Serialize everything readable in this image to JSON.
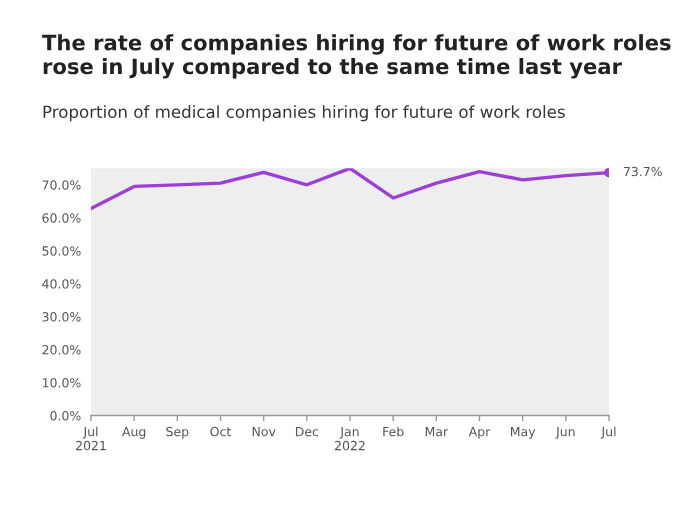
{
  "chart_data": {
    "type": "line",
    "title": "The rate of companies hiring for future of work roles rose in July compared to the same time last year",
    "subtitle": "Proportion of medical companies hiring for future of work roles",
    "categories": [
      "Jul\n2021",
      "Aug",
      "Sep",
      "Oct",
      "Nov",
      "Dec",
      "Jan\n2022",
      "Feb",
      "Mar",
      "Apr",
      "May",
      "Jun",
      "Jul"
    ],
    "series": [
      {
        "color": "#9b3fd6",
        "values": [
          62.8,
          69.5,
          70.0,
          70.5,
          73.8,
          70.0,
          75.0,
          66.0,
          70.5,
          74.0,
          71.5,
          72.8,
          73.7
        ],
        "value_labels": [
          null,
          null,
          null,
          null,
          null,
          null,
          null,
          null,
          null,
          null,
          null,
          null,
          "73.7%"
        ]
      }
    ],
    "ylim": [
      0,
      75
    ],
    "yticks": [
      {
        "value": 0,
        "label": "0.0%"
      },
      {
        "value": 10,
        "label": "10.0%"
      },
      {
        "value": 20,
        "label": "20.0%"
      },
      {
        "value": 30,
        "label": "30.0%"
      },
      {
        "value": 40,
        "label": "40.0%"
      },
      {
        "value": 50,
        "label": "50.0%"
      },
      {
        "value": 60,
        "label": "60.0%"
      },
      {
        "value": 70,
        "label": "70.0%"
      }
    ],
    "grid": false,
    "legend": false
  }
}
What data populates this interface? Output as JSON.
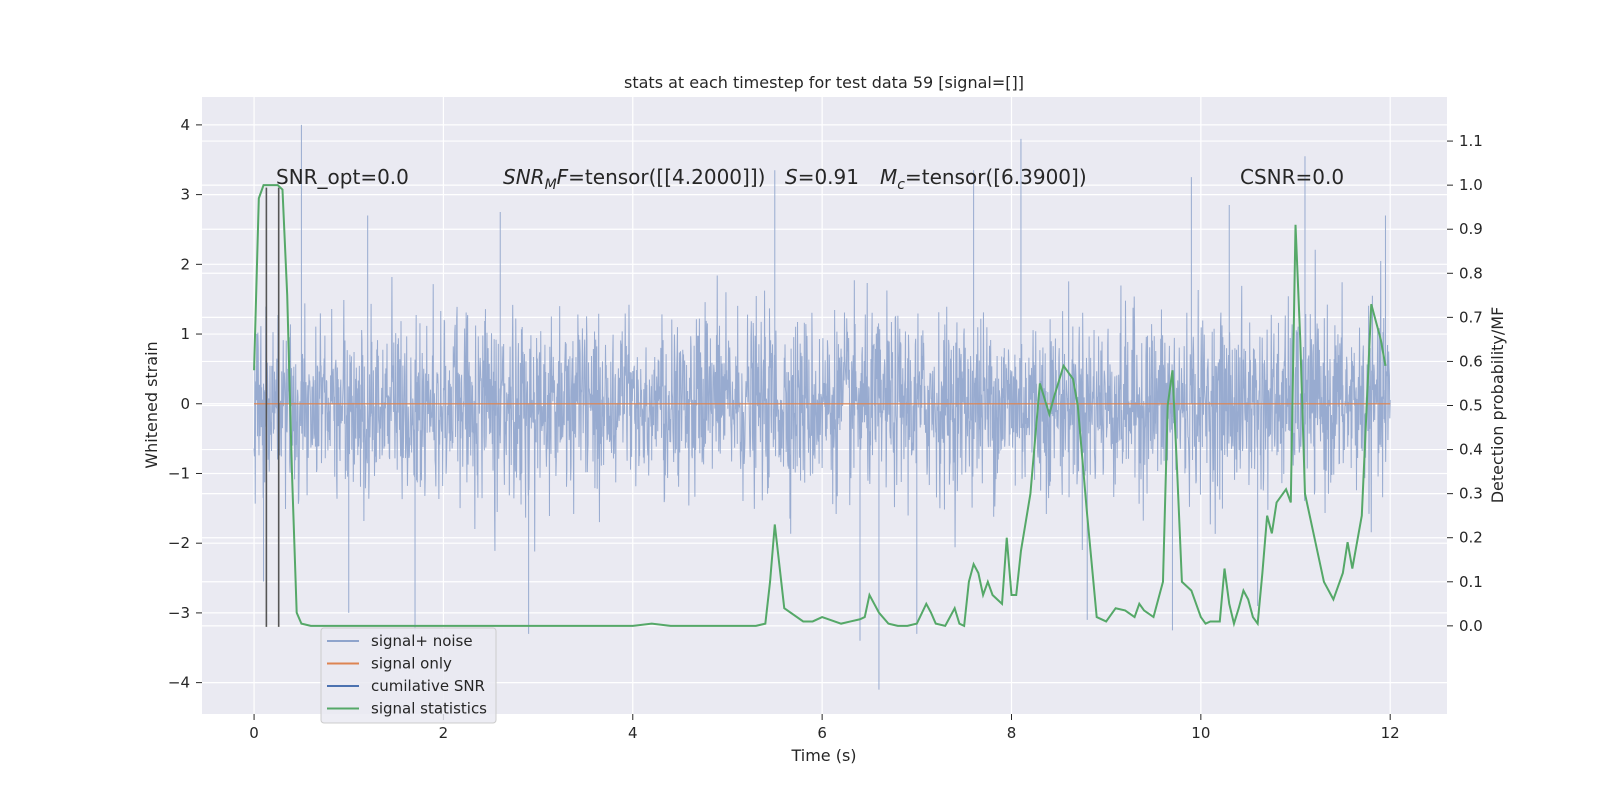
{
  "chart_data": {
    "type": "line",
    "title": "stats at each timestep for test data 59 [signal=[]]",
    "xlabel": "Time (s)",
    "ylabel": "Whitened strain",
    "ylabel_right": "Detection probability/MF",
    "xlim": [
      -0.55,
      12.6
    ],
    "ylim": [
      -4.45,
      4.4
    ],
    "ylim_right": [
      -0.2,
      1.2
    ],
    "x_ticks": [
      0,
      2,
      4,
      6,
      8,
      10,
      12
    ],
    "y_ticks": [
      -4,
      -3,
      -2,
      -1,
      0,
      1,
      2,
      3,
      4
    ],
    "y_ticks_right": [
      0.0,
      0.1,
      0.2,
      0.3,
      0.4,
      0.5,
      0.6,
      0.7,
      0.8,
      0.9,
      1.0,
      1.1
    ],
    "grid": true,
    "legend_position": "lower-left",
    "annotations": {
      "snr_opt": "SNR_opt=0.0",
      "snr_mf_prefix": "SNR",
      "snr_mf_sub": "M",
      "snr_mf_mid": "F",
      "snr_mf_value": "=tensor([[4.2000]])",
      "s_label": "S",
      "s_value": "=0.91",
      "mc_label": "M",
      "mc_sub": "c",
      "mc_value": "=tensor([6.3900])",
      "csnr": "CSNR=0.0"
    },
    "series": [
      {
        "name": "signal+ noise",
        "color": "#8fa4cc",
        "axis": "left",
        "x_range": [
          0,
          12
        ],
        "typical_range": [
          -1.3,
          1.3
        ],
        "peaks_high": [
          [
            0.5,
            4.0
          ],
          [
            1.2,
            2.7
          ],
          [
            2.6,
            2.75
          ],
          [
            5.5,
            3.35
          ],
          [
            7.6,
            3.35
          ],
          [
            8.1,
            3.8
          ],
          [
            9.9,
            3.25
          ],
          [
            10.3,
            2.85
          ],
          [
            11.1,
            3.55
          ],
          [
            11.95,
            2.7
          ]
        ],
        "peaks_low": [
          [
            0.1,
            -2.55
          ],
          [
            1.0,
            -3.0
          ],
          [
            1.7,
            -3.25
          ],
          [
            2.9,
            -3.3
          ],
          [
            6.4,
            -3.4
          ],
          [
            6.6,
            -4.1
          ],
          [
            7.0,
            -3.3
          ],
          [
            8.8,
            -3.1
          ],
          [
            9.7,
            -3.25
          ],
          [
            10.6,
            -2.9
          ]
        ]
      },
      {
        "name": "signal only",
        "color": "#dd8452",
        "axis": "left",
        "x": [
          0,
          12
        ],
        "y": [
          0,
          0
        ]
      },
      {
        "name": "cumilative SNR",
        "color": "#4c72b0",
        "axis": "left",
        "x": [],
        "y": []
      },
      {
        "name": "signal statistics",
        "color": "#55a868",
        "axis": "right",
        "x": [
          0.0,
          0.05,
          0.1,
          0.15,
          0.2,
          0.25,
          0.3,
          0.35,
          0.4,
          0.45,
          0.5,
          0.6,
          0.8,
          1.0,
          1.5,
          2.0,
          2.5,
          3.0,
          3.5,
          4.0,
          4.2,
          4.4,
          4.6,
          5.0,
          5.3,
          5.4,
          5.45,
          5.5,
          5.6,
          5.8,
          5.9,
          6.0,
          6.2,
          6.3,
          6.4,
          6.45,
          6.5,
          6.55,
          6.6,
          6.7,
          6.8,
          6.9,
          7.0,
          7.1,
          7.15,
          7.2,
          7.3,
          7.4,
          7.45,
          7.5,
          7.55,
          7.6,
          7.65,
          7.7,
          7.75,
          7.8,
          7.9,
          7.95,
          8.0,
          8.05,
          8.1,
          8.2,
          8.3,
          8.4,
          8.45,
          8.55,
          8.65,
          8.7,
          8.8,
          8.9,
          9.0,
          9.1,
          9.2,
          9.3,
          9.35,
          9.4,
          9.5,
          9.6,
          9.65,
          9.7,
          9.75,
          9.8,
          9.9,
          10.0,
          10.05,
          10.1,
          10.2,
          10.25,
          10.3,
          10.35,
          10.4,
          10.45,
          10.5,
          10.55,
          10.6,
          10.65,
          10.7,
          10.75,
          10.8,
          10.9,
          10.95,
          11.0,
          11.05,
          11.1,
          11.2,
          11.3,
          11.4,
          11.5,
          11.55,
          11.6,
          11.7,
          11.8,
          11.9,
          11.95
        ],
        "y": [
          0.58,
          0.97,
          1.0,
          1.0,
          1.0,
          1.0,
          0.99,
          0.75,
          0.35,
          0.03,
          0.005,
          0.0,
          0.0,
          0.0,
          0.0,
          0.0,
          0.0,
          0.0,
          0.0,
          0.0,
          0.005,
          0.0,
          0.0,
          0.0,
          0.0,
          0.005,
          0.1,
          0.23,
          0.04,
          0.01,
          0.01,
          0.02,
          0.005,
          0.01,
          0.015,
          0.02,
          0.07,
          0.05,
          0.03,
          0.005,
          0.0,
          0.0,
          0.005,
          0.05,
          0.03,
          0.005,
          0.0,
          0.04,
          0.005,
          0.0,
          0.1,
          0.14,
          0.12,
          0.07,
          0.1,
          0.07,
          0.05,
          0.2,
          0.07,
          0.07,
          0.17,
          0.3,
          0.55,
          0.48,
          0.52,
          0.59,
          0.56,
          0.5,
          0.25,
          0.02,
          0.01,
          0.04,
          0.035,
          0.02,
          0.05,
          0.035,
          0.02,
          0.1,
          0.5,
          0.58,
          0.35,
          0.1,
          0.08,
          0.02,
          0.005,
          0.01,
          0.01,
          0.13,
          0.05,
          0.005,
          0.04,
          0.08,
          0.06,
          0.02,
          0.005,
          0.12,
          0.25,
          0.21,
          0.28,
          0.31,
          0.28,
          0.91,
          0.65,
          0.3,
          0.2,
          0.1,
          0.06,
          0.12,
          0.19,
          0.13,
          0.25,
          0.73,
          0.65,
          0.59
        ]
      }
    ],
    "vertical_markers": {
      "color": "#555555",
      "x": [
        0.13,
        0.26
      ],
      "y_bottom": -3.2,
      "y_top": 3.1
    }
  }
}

= = = = = = =

EXERCISE REQUIREMENTS | Go through the listing above and quote it exactly, apart from its images.

SOLUTION FOR THIS TASK |
Serialize everything readable in this image to JSON.
{
  "chart_data": {
    "type": "line",
    "title": "The rate of companies hiring for future of work roles rose in July compared to the same time last year",
    "subtitle": "Proportion of medical companies hiring for future of work roles",
    "categories": [
      "Jul\n2021",
      "Aug",
      "Sep",
      "Oct",
      "Nov",
      "Dec",
      "Jan\n2022",
      "Feb",
      "Mar",
      "Apr",
      "May",
      "Jun",
      "Jul"
    ],
    "series": [
      {
        "color": "#9b3fd6",
        "values": [
          62.8,
          69.5,
          70.0,
          70.5,
          73.8,
          70.0,
          75.0,
          66.0,
          70.5,
          74.0,
          71.5,
          72.8,
          73.7
        ],
        "value_labels": [
          null,
          null,
          null,
          null,
          null,
          null,
          null,
          null,
          null,
          null,
          null,
          null,
          "73.7%"
        ]
      }
    ],
    "ylim": [
      0,
      75
    ],
    "yticks": [
      {
        "value": 0,
        "label": "0.0%"
      },
      {
        "value": 10,
        "label": "10.0%"
      },
      {
        "value": 20,
        "label": "20.0%"
      },
      {
        "value": 30,
        "label": "30.0%"
      },
      {
        "value": 40,
        "label": "40.0%"
      },
      {
        "value": 50,
        "label": "50.0%"
      },
      {
        "value": 60,
        "label": "60.0%"
      },
      {
        "value": 70,
        "label": "70.0%"
      }
    ],
    "grid": false,
    "legend": false
  }
}
What data populates this interface? Output as JSON.
{
  "chart_data": {
    "type": "line",
    "title": "stats at each timestep for test data 59 [signal=[]]",
    "xlabel": "Time (s)",
    "ylabel": "Whitened strain",
    "ylabel_right": "Detection probability/MF",
    "xlim": [
      -0.55,
      12.6
    ],
    "ylim": [
      -4.45,
      4.4
    ],
    "ylim_right": [
      -0.2,
      1.2
    ],
    "x_ticks": [
      0,
      2,
      4,
      6,
      8,
      10,
      12
    ],
    "y_ticks": [
      -4,
      -3,
      -2,
      -1,
      0,
      1,
      2,
      3,
      4
    ],
    "y_ticks_right": [
      0.0,
      0.1,
      0.2,
      0.3,
      0.4,
      0.5,
      0.6,
      0.7,
      0.8,
      0.9,
      1.0,
      1.1
    ],
    "grid": true,
    "legend_position": "lower-left",
    "annotations": {
      "snr_opt": "SNR_opt=0.0",
      "snr_mf_prefix": "SNR",
      "snr_mf_sub": "M",
      "snr_mf_mid": "F",
      "snr_mf_value": "=tensor([[4.2000]])",
      "s_label": "S",
      "s_value": "=0.91",
      "mc_label": "M",
      "mc_sub": "c",
      "mc_value": "=tensor([6.3900])",
      "csnr": "CSNR=0.0"
    },
    "series": [
      {
        "name": "signal+ noise",
        "color": "#8fa4cc",
        "axis": "left",
        "x_range": [
          0,
          12
        ],
        "typical_range": [
          -1.3,
          1.3
        ],
        "peaks_high": [
          [
            0.5,
            4.0
          ],
          [
            1.2,
            2.7
          ],
          [
            2.6,
            2.75
          ],
          [
            5.5,
            3.35
          ],
          [
            7.6,
            3.35
          ],
          [
            8.1,
            3.8
          ],
          [
            9.9,
            3.25
          ],
          [
            10.3,
            2.85
          ],
          [
            11.1,
            3.55
          ],
          [
            11.95,
            2.7
          ]
        ],
        "peaks_low": [
          [
            0.1,
            -2.55
          ],
          [
            1.0,
            -3.0
          ],
          [
            1.7,
            -3.25
          ],
          [
            2.9,
            -3.3
          ],
          [
            6.4,
            -3.4
          ],
          [
            6.6,
            -4.1
          ],
          [
            7.0,
            -3.3
          ],
          [
            8.8,
            -3.1
          ],
          [
            9.7,
            -3.25
          ],
          [
            10.6,
            -2.9
          ]
        ]
      },
      {
        "name": "signal only",
        "color": "#dd8452",
        "axis": "left",
        "x": [
          0,
          12
        ],
        "y": [
          0,
          0
        ]
      },
      {
        "name": "cumilative SNR",
        "color": "#4c72b0",
        "axis": "left",
        "x": [],
        "y": []
      },
      {
        "name": "signal statistics",
        "color": "#55a868",
        "axis": "right",
        "x": [
          0.0,
          0.05,
          0.1,
          0.15,
          0.2,
          0.25,
          0.3,
          0.35,
          0.4,
          0.45,
          0.5,
          0.6,
          0.8,
          1.0,
          1.5,
          2.0,
          2.5,
          3.0,
          3.5,
          4.0,
          4.2,
          4.4,
          4.6,
          5.0,
          5.3,
          5.4,
          5.45,
          5.5,
          5.6,
          5.8,
          5.9,
          6.0,
          6.2,
          6.3,
          6.4,
          6.45,
          6.5,
          6.55,
          6.6,
          6.7,
          6.8,
          6.9,
          7.0,
          7.1,
          7.15,
          7.2,
          7.3,
          7.4,
          7.45,
          7.5,
          7.55,
          7.6,
          7.65,
          7.7,
          7.75,
          7.8,
          7.9,
          7.95,
          8.0,
          8.05,
          8.1,
          8.2,
          8.3,
          8.4,
          8.45,
          8.55,
          8.65,
          8.7,
          8.8,
          8.9,
          9.0,
          9.1,
          9.2,
          9.3,
          9.35,
          9.4,
          9.5,
          9.6,
          9.65,
          9.7,
          9.75,
          9.8,
          9.9,
          10.0,
          10.05,
          10.1,
          10.2,
          10.25,
          10.3,
          10.35,
          10.4,
          10.45,
          10.5,
          10.55,
          10.6,
          10.65,
          10.7,
          10.75,
          10.8,
          10.9,
          10.95,
          11.0,
          11.05,
          11.1,
          11.2,
          11.3,
          11.4,
          11.5,
          11.55,
          11.6,
          11.7,
          11.8,
          11.9,
          11.95
        ],
        "y": [
          0.58,
          0.97,
          1.0,
          1.0,
          1.0,
          1.0,
          0.99,
          0.75,
          0.35,
          0.03,
          0.005,
          0.0,
          0.0,
          0.0,
          0.0,
          0.0,
          0.0,
          0.0,
          0.0,
          0.0,
          0.005,
          0.0,
          0.0,
          0.0,
          0.0,
          0.005,
          0.1,
          0.23,
          0.04,
          0.01,
          0.01,
          0.02,
          0.005,
          0.01,
          0.015,
          0.02,
          0.07,
          0.05,
          0.03,
          0.005,
          0.0,
          0.0,
          0.005,
          0.05,
          0.03,
          0.005,
          0.0,
          0.04,
          0.005,
          0.0,
          0.1,
          0.14,
          0.12,
          0.07,
          0.1,
          0.07,
          0.05,
          0.2,
          0.07,
          0.07,
          0.17,
          0.3,
          0.55,
          0.48,
          0.52,
          0.59,
          0.56,
          0.5,
          0.25,
          0.02,
          0.01,
          0.04,
          0.035,
          0.02,
          0.05,
          0.035,
          0.02,
          0.1,
          0.5,
          0.58,
          0.35,
          0.1,
          0.08,
          0.02,
          0.005,
          0.01,
          0.01,
          0.13,
          0.05,
          0.005,
          0.04,
          0.08,
          0.06,
          0.02,
          0.005,
          0.12,
          0.25,
          0.21,
          0.28,
          0.31,
          0.28,
          0.91,
          0.65,
          0.3,
          0.2,
          0.1,
          0.06,
          0.12,
          0.19,
          0.13,
          0.25,
          0.73,
          0.65,
          0.59
        ]
      }
    ],
    "vertical_markers": {
      "color": "#555555",
      "x": [
        0.13,
        0.26
      ],
      "y_bottom": -3.2,
      "y_top": 3.1
    }
  }
}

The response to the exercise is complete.